Is GraphQL the Resurgence of RPC style API’s?

GraphQL’s development started in 2012 at Facebook to mitigate the issues they faced integrating their mobile application with the verbose API’s the website used before it was released to the public in 2015. Since then, the there has been a public debate if GraphQL should be classified as RPC-style API standard or if it is something entirely different. While there has always been a debate of which API style might be best, the truth is that each style has its advantages and shortcomings and is tailored to solve a specific use case. So let’s try to understand the differences and commonalities between RPC, REST and GraphQL before coming to the conclusion that GraphQL might be the latest resurgence of RPC style API integration.

RPC – Remote Procedure Calls

Remote Procedure Calls were developed in the 1970’s gained adoption throughout the 1980’s where Bruce Jay Nelson is credited to coin the term for the technique of calling a function or subroutine over the network on a different computational node and expecting a response. From an API point of view, the unit of interest is the function that defines the service. With the advent of REST, RPC style communication lost initially some traction but re-gained interest resulting in gRPC or Apache Thrift.

Advantages

  • Simple and easy to understand as each function describes semantically its intention
  • Payloads are lightweight and tailored to the problem the function solces
  • Performance generally higher as protocol layers can be optimized for RPC execution

Disadvantages

  • Tight coupling between a service provider and consumer based on function and related data sets
  • No standardization, implementations vary and services can not be discovered through standardized lookups
  • It is easy to add additional functions which results often in the so called “function explosion”
  • Maintenance of different RPC services grows more and more difficult with the growing number of services and dependencies
  • No standardized abstraction at an API layer that is decoupled from the underlying system

REST – Representational State Transfer

REST defines a set of constraints to expose resources via URLs. The term was introduced in 2000 by Roy Fielding and described the principles that were discussed during the 1990s as “HTTP object model” resulting in the Uniform Resource Identifiers standard. With its focus on resources and the adoption of the HTTP protocol, that defines the operations that can be applied on resources, REST achieves the opposite of tight coupling. The latest development defining the REST API interaction model further resulted in the JSON Hypertext Application Language (HAL), JSON-API as a specification for building APIs in JSON and the Ion Hypermedia Type as intuitive, JSON-based hypermedia type.

Given information:
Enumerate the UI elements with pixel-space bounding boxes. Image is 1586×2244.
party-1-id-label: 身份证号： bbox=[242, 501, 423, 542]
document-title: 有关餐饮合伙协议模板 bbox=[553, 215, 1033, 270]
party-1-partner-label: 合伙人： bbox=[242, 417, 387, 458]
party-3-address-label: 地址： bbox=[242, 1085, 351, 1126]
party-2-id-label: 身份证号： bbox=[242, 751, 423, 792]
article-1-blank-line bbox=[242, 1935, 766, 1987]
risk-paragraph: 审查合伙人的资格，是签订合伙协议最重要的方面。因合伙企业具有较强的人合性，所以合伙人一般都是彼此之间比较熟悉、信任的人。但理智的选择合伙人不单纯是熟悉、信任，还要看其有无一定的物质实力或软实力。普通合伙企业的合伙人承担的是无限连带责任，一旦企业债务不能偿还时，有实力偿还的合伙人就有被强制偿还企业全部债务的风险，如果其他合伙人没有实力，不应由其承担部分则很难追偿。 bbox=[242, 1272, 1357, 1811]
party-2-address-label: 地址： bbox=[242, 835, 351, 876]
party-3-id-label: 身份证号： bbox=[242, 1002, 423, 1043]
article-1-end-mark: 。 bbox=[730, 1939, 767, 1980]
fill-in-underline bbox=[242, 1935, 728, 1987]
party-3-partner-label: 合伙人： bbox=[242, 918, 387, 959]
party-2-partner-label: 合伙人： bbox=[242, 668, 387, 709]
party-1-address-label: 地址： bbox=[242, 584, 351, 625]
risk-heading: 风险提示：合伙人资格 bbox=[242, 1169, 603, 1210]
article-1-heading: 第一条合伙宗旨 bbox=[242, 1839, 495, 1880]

Your task: From the GraphQL and RPC article, print the passage that begins with the words "Remote Procedure Calls were" and ends after the words "or Apache Thrift.", copied word for word.

Reply:
Remote Procedure Calls were developed in the 1970’s gained adoption throughout the 1980’s where Bruce Jay Nelson is credited to coin the term for the technique of calling a function or subroutine over the network on a different computational node and expecting a response. From an API point of view, the unit of interest is the function that defines the service. With the advent of REST, RPC style communication lost initially some traction but re-gained interest resulting in gRPC or Apache Thrift.